TEXTE DU DOCUMENT:
☆ ☆ ☆ ☆
Titre : Le festin nu (Naked lunch)
Année : 1992
Réalisation : David Cronenberg
Avec : Peter Weller, Ian Holm, Judy Davis, Julian Sands, Roy Scheider
William Lee, junkie et dératiseur, est forcé
de fuir le pays après avoir accidentellement tué sa femme, trouvant
refuge en Afrique du Nord. Sur place, il pense être un agent secret
tombé en plein milieu d'une conspiration internationale et commence à
taper des rapports destinés à l'organisation secrète pour laquelle il
travaille. La machine à écrire sur laquelle il travaille s'avère des
plus bavardes...
Adaptation d'un roman (de William Burroghs)
réputé inadaptable, Le Festin nu peut être placé aux côté de
Faux-semblant pour représenter la quintessence du style cronenbergien.
On y retrouve tous ses thèmes de prédilection : l'organique prolongement
de la pensée (Videodrome), découverte d'une zone cérébrale ouvrant un
dédale de possibilités (Dead Zone), sexualité refoulée (Frissons),
métaphysique de la dépression (Chromosome 3) et bien sûr la drogue
(Faux-semblant). Quintessence car ici, tous ces thèmes s'emboîtent à la
perfection, bien guidés par un appui littéraire de qualité mais dont,
finalement, ke réalisateur s'éloigne quelque peu. En effet, les
différences sont assez grandes avec le roman, mais l'important n'était
pas de s'enfermer dans une fidélité qui n'a de sens que pour les fanboys
d'Harry Potter et autres Seigneurs des anneaux, mais de comprendre sa
logique complexe.
☆ ☆ ☆ ☆
OBJECTIF: Recopiez tel quel le passage de la critique du Festin nu qui s'ouvre sur les mots « Titre : Le festin » et se referme sur « du style cronenbergien. ».

ENTRÉES DE DONNÉES:
☆ ☆ ☆ ☆
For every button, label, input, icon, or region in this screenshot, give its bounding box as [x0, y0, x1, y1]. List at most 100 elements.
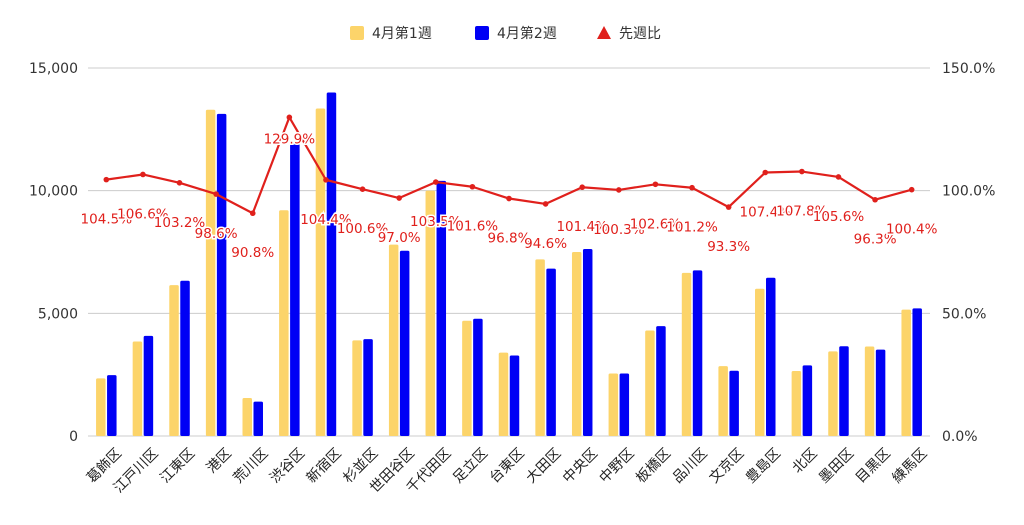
bar-week2	[582, 249, 593, 436]
y-left-tick-label: 0	[69, 429, 78, 445]
y-right-tick-label: 50.0%	[942, 306, 986, 322]
ratio-data-label: 104.4%	[300, 212, 352, 228]
y-right-tick-label: 150.0%	[942, 61, 995, 77]
bar-week1	[279, 210, 289, 436]
legend-swatch	[597, 26, 611, 39]
x-tick-label: 練馬区	[889, 445, 930, 486]
bar-week2	[766, 277, 776, 436]
ratio-point	[323, 177, 329, 183]
bar-week2	[802, 365, 813, 436]
y-left-tick-label: 15,000	[29, 61, 78, 77]
legend-label: 先週比	[619, 26, 661, 42]
x-tick-label: 中央区	[560, 445, 601, 486]
ratio-data-label: 96.3%	[854, 232, 897, 248]
bar-week2	[546, 268, 556, 436]
bar-week2	[839, 346, 849, 436]
bar-week2	[619, 373, 630, 436]
bar-week1	[315, 108, 326, 436]
bar-week1	[645, 330, 655, 436]
ratio-point	[616, 187, 622, 193]
bar-week1	[791, 370, 802, 436]
x-tick-label: 品川区	[670, 445, 711, 486]
ratio-point	[908, 186, 915, 193]
legend-label: 4月第1週	[372, 25, 432, 42]
bar-week2	[692, 270, 703, 436]
bar-week2	[326, 92, 337, 437]
bar-week2	[216, 113, 227, 437]
bar-week1	[462, 320, 472, 436]
legend[interactable]: 4月第1週 4月第2週 先週比	[350, 25, 661, 42]
bar-week2	[399, 250, 410, 436]
bar-week2	[180, 280, 190, 436]
bar-week1	[96, 378, 106, 436]
ratio-point	[396, 195, 402, 201]
x-tick-label: 墨田区	[816, 445, 857, 486]
ratio-point	[140, 171, 146, 178]
bar-week2	[656, 326, 666, 436]
y-right-tick-label: 0.0%	[942, 429, 978, 445]
ratio-data-label: 100.6%	[337, 221, 389, 237]
ratio-point	[725, 204, 732, 210]
ratio-point	[213, 191, 219, 197]
ratio-point	[469, 183, 476, 190]
ratio-data-label: 101.6%	[447, 219, 499, 235]
x-tick-label: 豊島区	[743, 445, 784, 486]
x-tick-label: 文京区	[706, 445, 747, 486]
bar-week1	[864, 346, 875, 436]
ratio-data-label: 101.2%	[666, 220, 718, 236]
bar-week1	[352, 340, 362, 436]
ratio-data-label: 93.3%	[707, 239, 750, 255]
legend-label: 4月第2週	[497, 25, 557, 42]
ratio-data-label: 104.5%	[81, 212, 133, 228]
ratio-data-label: 107.4%	[740, 205, 792, 221]
ratio-data-label: 105.6%	[813, 209, 865, 225]
x-tick-label: 港区	[204, 445, 235, 476]
ratio-data-label: 94.6%	[524, 236, 567, 252]
x-tick-label: 荒川区	[230, 445, 271, 486]
ratio-point	[689, 184, 695, 191]
ratio-point	[249, 210, 256, 217]
ratio-point	[286, 114, 293, 121]
y-right-tick-label: 100.0%	[942, 184, 995, 200]
bar-week1	[608, 373, 619, 436]
ratio-data-label: 101.4%	[556, 219, 608, 235]
bar-week1	[205, 109, 216, 436]
ratio-point	[506, 195, 512, 202]
bar-week1	[718, 366, 728, 436]
bar-week1	[498, 352, 509, 436]
x-tick-label: 渋谷区	[267, 445, 308, 486]
x-tick-label: 板橋区	[633, 445, 674, 486]
x-tick-label: 江東区	[157, 445, 198, 486]
ratio-line	[103, 114, 915, 217]
x-tick-label: 台東区	[487, 445, 528, 486]
ratio-data-label: 100.4%	[886, 222, 938, 238]
ratio-data-label: 98.6%	[195, 226, 238, 242]
bars	[96, 92, 922, 437]
bar-week1	[571, 252, 582, 436]
ratio-data-label: 103.2%	[154, 215, 206, 231]
bar-week1	[535, 259, 545, 436]
bar-week1	[132, 341, 143, 436]
bar-week2	[912, 308, 922, 436]
x-tick-label: 大田区	[523, 445, 564, 486]
ratio-point	[762, 169, 769, 176]
ratio-data-label: 102.6%	[630, 216, 682, 232]
ratio-data-label: 90.8%	[231, 245, 274, 261]
data-labels: 104.5%106.6%103.2%98.6% 90.8% 129.9% 104.4%…	[79, 130, 939, 263]
x-tick-label: 新宿区	[303, 445, 345, 487]
bar-week2	[253, 401, 263, 436]
bar-week2	[473, 318, 483, 436]
x-tick-label: 北区	[790, 445, 821, 476]
bar-week1	[425, 190, 436, 436]
bar-week2	[363, 339, 373, 436]
ratio-point	[799, 168, 805, 175]
ratio-data-label: 96.8%	[488, 231, 531, 247]
bar-week1	[169, 285, 179, 436]
x-tick-label: 目黒区	[853, 445, 894, 486]
ratio-point	[542, 201, 549, 207]
bar-week1	[828, 351, 838, 436]
ratio-point	[432, 179, 439, 185]
bar-week2	[107, 375, 117, 436]
ratio-point	[652, 181, 659, 188]
ratio-point	[359, 186, 366, 192]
☆ ☆ ☆ ☆
RÉSULTAT DE L'EXERCICE:
Titre : Le festin nu (Naked lunch)
Année : 1992
Réalisation : David Cronenberg
Avec : Peter Weller, Ian Holm, Judy Davis, Julian Sands, Roy Scheider
William Lee, junkie et dératiseur, est forcé
de fuir le pays après avoir accidentellement tué sa femme, trouvant
refuge en Afrique du Nord. Sur place, il pense être un agent secret
tombé en plein milieu d'une conspiration internationale et commence à
taper des rapports destinés à l'organisation secrète pour laquelle il
travaille. La machine à écrire sur laquelle il travaille s'avère des
plus bavardes...
Adaptation d'un roman (de William Burroghs)
réputé inadaptable, Le Festin nu peut être placé aux côté de
Faux-semblant pour représenter la quintessence du style cronenbergien.